Items start

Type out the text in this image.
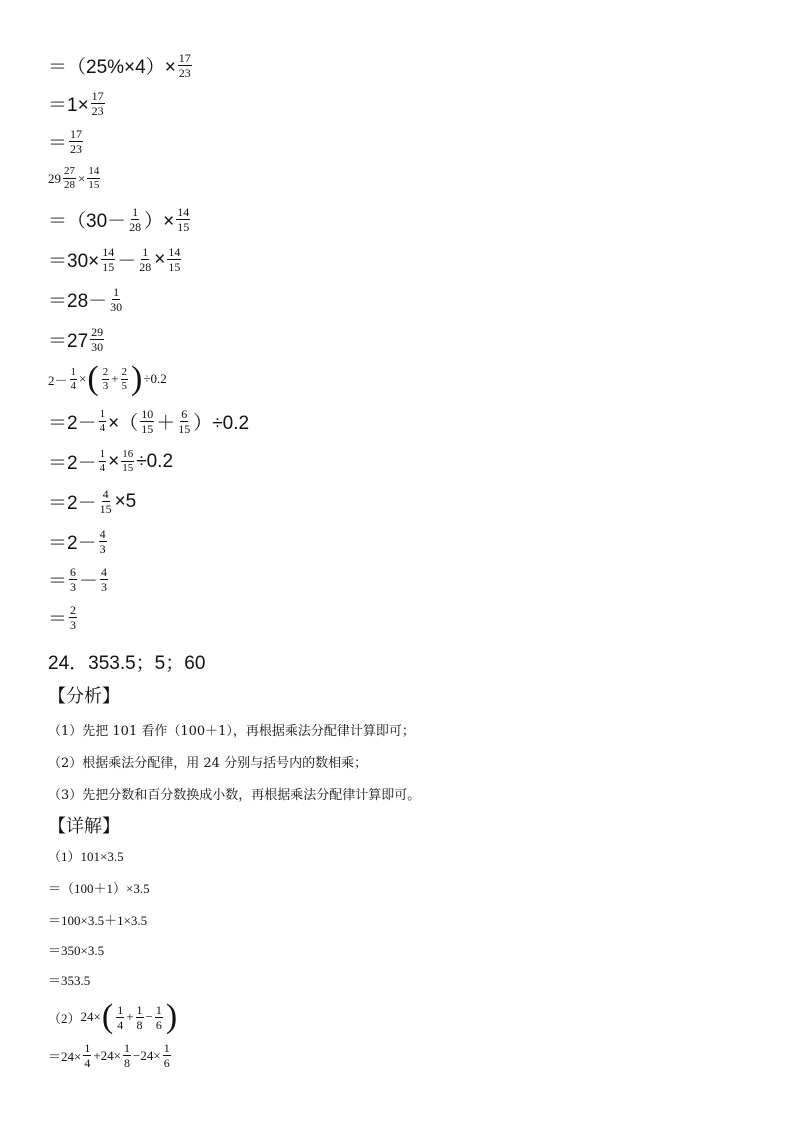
$=(25\%\times 4)\times \frac{17}{23}$
$=1\times \frac{17}{23}$
＝ 17
23
$29 \frac{27}{28} \times \frac{14}{15}$
＝（30－ 1
28 ）× $\frac{14}{15}$
$=30\times \frac{14}{15} - \frac{1}{28} \times \frac{14}{15}$
＝28－ 1
30
＝27 29
30
$2- \frac{1}{4}$ × ( 2
$3 + \frac{2}{5}$ ) ÷0.2
$=2- \frac{1}{4}$ ×（ 10
15 ＋ 6
15 ）÷0.2
$=2- \frac{1}{4} \times \frac{16}{15} \div 0.2$
$=2- \frac{4}{15} \times 5$
＝2－ 4
3
＝ 6
3 － 4
3
＝ 2
3
24．353.5；5；60
【分析】
（1）先把 101 看作（100＋1），再根据乘法分配律计算即可；
（2）根据乘法分配律，用 24 分别与括号内的数相乘；
（3）先把分数和百分数换成小数，再根据乘法分配律计算即可。
【详解】
（1）101×3.5
＝（100＋1）×3.5
＝100×3.5＋1×3.5
＝350×3.5
＝353.5
（2） 24× ( 1
4
+ $\frac{1}{8} - \frac{1}{6}$ )
$=24\times \frac{1}{4} +24\times \frac{1}{8} -24\times \frac{1}{6}$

Items end

Task directions –
Look through the records and gather each line with the word "再根据乘法分配律计算即可".

Output for this exercise –
（1）先把 101 看作（100＋1），再根据乘法分配律计算即可；
（3）先把分数和百分数换成小数，再根据乘法分配律计算即可。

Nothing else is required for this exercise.